── TASK DATA ──

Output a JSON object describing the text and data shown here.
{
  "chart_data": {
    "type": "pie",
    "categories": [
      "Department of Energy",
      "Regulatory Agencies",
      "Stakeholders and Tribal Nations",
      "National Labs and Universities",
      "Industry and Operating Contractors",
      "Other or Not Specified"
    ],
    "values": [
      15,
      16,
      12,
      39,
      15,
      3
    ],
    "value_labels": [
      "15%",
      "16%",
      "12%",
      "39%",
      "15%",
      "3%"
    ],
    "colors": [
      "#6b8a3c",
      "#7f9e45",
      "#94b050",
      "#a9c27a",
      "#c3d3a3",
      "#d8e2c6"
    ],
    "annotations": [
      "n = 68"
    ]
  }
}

───

Every entry should be printed again exactly as written.

THE RESULT:
Output a JSON object describing the text and data shown here.
{
  "chart_data": {
    "type": "pie",
    "categories": [
      "Department of Energy",
      "Regulatory Agencies",
      "Stakeholders and Tribal Nations",
      "National Labs and Universities",
      "Industry and Operating Contractors",
      "Other or Not Specified"
    ],
    "values": [
      15,
      16,
      12,
      39,
      15,
      3
    ],
    "value_labels": [
      "15%",
      "16%",
      "12%",
      "39%",
      "15%",
      "3%"
    ],
    "colors": [
      "#6b8a3c",
      "#7f9e45",
      "#94b050",
      "#a9c27a",
      "#c3d3a3",
      "#d8e2c6"
    ],
    "annotations": [
      "n = 68"
    ]
  }
}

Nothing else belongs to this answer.